# Task to complete
Copy out all the records exactly.

# Items
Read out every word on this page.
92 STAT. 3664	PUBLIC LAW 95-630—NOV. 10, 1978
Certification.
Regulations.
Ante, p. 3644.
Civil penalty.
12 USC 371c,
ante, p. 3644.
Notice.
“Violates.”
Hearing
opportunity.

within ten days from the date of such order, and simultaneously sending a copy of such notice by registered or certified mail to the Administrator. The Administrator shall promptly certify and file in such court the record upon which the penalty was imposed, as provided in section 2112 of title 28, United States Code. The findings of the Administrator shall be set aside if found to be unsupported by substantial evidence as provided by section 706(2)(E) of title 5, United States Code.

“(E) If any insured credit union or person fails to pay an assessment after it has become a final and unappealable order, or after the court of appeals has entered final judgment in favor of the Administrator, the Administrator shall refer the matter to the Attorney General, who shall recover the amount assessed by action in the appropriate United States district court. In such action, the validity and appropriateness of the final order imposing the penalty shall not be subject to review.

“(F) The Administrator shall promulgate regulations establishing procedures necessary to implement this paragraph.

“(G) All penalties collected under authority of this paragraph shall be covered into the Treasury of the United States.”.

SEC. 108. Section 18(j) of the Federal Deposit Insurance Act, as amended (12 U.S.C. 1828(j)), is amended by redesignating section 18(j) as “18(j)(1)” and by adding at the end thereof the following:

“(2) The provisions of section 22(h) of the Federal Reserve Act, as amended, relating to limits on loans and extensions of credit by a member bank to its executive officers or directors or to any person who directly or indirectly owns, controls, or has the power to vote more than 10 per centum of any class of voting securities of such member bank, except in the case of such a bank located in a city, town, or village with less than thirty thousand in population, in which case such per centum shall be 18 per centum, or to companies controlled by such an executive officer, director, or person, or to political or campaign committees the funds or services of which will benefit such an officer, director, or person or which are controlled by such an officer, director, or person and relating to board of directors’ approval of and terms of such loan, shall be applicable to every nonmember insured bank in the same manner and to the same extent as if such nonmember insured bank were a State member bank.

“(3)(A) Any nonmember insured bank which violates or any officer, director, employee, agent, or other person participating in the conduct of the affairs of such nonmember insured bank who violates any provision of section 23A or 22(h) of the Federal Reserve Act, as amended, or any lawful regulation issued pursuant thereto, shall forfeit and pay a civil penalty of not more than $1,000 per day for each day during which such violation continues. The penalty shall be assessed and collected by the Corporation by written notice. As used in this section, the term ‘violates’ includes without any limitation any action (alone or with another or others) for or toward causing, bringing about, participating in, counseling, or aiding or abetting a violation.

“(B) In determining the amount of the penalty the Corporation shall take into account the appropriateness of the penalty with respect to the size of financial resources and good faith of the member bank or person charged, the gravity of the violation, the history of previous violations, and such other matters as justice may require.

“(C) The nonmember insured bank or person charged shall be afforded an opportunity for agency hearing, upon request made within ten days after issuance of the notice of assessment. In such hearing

# Solution for this problem
Read out every word on this page.
92 STAT. 3664	PUBLIC LAW 95-630—NOV. 10, 1978
Certification.
Regulations.
Ante, p. 3644.
Civil penalty.
12 USC 371c,
ante, p. 3644.
Notice.
“Violates.”
Hearing
opportunity.

within ten days from the date of such order, and simultaneously sending a copy of such notice by registered or certified mail to the Administrator. The Administrator shall promptly certify and file in such court the record upon which the penalty was imposed, as provided in section 2112 of title 28, United States Code. The findings of the Administrator shall be set aside if found to be unsupported by substantial evidence as provided by section 706(2)(E) of title 5, United States Code.

“(E) If any insured credit union or person fails to pay an assessment after it has become a final and unappealable order, or after the court of appeals has entered final judgment in favor of the Administrator, the Administrator shall refer the matter to the Attorney General, who shall recover the amount assessed by action in the appropriate United States district court. In such action, the validity and appropriateness of the final order imposing the penalty shall not be subject to review.

“(F) The Administrator shall promulgate regulations establishing procedures necessary to implement this paragraph.

“(G) All penalties collected under authority of this paragraph shall be covered into the Treasury of the United States.”.

SEC. 108. Section 18(j) of the Federal Deposit Insurance Act, as amended (12 U.S.C. 1828(j)), is amended by redesignating section 18(j) as “18(j)(1)” and by adding at the end thereof the following:

“(2) The provisions of section 22(h) of the Federal Reserve Act, as amended, relating to limits on loans and extensions of credit by a member bank to its executive officers or directors or to any person who directly or indirectly owns, controls, or has the power to vote more than 10 per centum of any class of voting securities of such member bank, except in the case of such a bank located in a city, town, or village with less than thirty thousand in population, in which case such per centum shall be 18 per centum, or to companies controlled by such an executive officer, director, or person, or to political or campaign committees the funds or services of which will benefit such an officer, director, or person or which are controlled by such an officer, director, or person and relating to board of directors’ approval of and terms of such loan, shall be applicable to every nonmember insured bank in the same manner and to the same extent as if such nonmember insured bank were a State member bank.

“(3)(A) Any nonmember insured bank which violates or any officer, director, employee, agent, or other person participating in the conduct of the affairs of such nonmember insured bank who violates any provision of section 23A or 22(h) of the Federal Reserve Act, as amended, or any lawful regulation issued pursuant thereto, shall forfeit and pay a civil penalty of not more than $1,000 per day for each day during which such violation continues. The penalty shall be assessed and collected by the Corporation by written notice. As used in this section, the term ‘violates’ includes without any limitation any action (alone or with another or others) for or toward causing, bringing about, participating in, counseling, or aiding or abetting a violation.

“(B) In determining the amount of the penalty the Corporation shall take into account the appropriateness of the penalty with respect to the size of financial resources and good faith of the member bank or person charged, the gravity of the violation, the history of previous violations, and such other matters as justice may require.

“(C) The nonmember insured bank or person charged shall be afforded an opportunity for agency hearing, upon request made within ten days after issuance of the notice of assessment. In such hearing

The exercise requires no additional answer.